▶ Problem description: Scan the lines below for the string "clipboard" and report how many lines contain it, giving only the number.

** START OF Dataset records **

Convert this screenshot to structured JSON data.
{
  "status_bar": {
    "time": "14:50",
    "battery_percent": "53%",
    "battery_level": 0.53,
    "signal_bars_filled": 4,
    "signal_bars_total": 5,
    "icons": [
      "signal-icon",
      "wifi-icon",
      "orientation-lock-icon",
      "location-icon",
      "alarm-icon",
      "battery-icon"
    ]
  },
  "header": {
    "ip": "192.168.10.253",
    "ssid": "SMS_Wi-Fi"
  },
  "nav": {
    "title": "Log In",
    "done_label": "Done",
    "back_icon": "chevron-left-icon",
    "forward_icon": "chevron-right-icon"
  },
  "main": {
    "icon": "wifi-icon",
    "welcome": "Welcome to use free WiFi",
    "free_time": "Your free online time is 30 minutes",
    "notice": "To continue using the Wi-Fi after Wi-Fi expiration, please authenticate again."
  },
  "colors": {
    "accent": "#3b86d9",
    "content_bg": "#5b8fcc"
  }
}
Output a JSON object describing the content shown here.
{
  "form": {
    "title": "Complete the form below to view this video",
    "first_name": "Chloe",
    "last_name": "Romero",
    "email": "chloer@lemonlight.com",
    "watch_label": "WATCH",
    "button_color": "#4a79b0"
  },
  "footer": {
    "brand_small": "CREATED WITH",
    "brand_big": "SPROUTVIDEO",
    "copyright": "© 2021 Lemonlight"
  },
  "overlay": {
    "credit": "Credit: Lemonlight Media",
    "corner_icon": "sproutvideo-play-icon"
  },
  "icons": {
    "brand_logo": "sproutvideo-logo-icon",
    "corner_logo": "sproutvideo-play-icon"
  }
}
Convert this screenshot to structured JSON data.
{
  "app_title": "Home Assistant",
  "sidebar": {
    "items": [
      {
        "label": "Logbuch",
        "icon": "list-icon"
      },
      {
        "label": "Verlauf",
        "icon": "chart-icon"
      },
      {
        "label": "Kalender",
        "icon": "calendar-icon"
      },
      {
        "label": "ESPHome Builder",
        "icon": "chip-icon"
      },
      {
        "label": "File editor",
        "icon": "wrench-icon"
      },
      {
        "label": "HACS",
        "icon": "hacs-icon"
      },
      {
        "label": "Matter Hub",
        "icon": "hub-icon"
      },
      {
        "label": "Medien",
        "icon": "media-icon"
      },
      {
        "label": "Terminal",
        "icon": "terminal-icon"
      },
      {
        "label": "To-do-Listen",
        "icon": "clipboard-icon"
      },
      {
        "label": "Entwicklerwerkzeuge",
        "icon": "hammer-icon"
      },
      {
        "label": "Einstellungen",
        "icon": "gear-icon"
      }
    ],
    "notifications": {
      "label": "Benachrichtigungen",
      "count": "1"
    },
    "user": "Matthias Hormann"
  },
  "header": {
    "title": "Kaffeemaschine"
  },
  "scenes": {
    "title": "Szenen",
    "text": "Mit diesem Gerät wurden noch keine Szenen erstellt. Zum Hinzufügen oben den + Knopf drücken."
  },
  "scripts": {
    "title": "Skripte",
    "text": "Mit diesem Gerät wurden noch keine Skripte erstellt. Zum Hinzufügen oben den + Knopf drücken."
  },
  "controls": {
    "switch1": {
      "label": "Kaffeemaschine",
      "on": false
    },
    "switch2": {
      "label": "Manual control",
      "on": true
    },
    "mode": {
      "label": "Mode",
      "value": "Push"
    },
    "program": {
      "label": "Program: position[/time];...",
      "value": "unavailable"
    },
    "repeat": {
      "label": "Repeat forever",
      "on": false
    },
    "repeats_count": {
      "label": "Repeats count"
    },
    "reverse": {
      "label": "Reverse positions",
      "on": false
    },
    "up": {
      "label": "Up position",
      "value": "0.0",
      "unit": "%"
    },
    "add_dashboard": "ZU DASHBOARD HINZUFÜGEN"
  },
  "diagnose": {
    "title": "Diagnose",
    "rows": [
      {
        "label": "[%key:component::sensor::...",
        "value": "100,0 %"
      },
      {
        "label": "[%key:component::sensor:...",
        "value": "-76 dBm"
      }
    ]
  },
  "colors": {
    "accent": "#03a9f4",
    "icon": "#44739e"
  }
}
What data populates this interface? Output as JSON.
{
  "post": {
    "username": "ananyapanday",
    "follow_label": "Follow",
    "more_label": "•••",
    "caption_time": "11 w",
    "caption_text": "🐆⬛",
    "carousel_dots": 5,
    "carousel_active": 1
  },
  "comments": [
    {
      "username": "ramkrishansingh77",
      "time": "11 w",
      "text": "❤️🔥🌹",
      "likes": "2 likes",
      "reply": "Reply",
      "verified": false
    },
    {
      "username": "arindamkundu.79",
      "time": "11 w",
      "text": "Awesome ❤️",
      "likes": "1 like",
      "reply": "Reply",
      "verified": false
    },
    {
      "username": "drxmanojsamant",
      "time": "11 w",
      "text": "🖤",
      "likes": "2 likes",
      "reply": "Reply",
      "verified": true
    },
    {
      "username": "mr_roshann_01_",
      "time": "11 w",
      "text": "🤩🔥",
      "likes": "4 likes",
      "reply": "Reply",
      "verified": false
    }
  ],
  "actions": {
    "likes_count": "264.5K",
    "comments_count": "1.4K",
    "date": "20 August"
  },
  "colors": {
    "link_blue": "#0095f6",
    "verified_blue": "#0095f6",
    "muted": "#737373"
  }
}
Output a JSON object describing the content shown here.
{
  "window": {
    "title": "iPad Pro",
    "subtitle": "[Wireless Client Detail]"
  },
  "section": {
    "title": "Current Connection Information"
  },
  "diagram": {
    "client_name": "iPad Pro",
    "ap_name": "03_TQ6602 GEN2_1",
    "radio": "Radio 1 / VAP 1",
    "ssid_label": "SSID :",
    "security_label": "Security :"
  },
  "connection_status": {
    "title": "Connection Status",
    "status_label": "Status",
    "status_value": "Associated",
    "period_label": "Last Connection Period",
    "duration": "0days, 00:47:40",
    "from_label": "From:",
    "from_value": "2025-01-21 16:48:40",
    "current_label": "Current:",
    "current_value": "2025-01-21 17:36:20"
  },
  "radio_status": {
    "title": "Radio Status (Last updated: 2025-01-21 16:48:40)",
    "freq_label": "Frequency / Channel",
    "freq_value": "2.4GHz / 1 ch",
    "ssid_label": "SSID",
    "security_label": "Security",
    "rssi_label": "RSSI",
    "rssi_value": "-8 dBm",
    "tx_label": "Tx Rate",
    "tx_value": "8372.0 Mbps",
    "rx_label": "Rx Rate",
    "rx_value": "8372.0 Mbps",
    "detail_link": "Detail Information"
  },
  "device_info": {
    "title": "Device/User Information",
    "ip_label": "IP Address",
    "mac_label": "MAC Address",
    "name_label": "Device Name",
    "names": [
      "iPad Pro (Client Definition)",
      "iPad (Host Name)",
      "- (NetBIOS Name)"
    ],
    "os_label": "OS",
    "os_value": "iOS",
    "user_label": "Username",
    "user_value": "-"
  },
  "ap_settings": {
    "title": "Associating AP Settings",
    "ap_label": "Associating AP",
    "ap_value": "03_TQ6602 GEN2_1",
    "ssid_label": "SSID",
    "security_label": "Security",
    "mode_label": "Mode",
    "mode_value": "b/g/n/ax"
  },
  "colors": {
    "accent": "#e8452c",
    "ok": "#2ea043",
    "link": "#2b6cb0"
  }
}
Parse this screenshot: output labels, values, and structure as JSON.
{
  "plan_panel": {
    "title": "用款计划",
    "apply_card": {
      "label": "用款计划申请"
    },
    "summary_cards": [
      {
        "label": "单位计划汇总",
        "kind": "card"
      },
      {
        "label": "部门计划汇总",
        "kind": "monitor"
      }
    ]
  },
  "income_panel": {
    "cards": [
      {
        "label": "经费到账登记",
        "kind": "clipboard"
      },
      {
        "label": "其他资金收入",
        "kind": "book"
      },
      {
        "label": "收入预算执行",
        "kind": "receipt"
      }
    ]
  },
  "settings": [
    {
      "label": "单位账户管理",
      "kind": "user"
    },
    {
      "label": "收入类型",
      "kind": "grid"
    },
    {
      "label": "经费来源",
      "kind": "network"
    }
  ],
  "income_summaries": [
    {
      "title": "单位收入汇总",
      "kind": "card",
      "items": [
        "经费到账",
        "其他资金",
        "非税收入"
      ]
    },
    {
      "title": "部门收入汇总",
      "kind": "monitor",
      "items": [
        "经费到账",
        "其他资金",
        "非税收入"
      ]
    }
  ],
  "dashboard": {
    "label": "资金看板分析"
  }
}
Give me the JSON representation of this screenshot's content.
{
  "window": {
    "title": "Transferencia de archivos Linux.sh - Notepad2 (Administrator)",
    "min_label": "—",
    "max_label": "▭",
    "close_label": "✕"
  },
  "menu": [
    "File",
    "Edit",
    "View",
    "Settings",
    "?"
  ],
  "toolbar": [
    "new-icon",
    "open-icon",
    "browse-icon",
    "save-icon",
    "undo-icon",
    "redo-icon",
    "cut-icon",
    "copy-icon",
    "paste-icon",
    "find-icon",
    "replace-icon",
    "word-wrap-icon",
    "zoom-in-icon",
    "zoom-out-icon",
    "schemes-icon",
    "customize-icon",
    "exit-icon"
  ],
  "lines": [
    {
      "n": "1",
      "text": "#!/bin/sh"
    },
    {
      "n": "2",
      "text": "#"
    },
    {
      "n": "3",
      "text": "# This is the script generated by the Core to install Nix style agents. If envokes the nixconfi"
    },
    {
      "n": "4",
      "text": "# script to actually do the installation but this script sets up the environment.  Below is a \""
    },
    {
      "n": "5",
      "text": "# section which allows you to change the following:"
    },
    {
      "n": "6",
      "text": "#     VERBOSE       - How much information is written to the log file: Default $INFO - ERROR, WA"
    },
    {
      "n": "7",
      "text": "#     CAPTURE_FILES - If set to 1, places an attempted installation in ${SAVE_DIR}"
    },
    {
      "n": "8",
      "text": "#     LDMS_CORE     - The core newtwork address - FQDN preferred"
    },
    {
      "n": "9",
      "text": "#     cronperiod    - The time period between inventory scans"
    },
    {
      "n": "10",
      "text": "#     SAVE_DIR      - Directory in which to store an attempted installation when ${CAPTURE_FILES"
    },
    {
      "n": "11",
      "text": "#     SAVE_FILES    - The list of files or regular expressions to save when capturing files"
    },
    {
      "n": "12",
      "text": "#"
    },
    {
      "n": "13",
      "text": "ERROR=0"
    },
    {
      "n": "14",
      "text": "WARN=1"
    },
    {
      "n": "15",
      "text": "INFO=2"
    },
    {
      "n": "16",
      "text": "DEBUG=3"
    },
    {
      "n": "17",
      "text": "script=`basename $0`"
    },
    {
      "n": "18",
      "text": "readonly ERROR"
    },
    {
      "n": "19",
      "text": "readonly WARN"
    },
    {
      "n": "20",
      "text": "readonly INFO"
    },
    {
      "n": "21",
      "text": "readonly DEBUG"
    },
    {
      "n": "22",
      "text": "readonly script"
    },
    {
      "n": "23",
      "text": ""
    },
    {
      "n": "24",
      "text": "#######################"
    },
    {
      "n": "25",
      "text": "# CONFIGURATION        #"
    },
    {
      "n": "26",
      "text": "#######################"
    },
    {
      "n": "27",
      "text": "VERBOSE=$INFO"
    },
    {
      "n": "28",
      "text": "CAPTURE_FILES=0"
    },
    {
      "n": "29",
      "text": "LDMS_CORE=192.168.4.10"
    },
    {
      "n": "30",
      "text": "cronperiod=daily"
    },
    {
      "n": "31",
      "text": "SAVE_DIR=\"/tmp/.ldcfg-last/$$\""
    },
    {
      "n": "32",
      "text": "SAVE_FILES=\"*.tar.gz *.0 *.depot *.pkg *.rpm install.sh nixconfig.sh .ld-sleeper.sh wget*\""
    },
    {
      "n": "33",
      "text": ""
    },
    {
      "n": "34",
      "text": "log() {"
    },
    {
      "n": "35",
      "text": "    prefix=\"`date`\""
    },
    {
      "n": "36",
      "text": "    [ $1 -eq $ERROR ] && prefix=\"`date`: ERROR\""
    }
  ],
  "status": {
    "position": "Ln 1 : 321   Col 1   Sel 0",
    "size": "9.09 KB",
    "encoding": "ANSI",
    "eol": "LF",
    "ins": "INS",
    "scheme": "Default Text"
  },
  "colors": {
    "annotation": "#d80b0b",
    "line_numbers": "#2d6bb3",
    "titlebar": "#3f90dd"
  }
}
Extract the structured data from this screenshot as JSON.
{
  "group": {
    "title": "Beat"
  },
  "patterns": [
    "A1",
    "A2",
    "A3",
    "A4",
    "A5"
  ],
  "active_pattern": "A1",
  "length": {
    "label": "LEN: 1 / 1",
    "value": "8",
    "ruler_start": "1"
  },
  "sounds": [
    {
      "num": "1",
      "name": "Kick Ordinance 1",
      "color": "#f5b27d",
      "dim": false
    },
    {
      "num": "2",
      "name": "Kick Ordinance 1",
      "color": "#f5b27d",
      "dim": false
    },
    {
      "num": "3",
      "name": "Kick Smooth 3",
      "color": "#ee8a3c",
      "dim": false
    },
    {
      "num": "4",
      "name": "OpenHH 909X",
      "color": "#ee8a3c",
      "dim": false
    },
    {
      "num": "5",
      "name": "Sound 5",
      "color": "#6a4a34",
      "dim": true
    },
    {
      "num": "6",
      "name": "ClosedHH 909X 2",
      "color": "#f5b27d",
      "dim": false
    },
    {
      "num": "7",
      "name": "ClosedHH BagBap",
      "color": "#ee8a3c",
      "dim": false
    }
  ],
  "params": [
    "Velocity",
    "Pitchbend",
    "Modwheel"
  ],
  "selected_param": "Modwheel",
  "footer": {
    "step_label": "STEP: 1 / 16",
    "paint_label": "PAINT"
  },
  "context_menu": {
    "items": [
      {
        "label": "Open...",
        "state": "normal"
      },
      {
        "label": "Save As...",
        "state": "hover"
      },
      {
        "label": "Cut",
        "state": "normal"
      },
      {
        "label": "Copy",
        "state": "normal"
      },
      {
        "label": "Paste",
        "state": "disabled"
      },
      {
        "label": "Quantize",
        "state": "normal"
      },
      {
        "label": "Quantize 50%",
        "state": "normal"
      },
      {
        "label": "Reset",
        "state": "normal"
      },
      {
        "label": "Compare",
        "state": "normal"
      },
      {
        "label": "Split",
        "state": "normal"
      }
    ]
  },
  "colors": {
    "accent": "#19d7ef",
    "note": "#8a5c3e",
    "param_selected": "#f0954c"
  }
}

** END OF Dataset records **

▶ Written solution: 2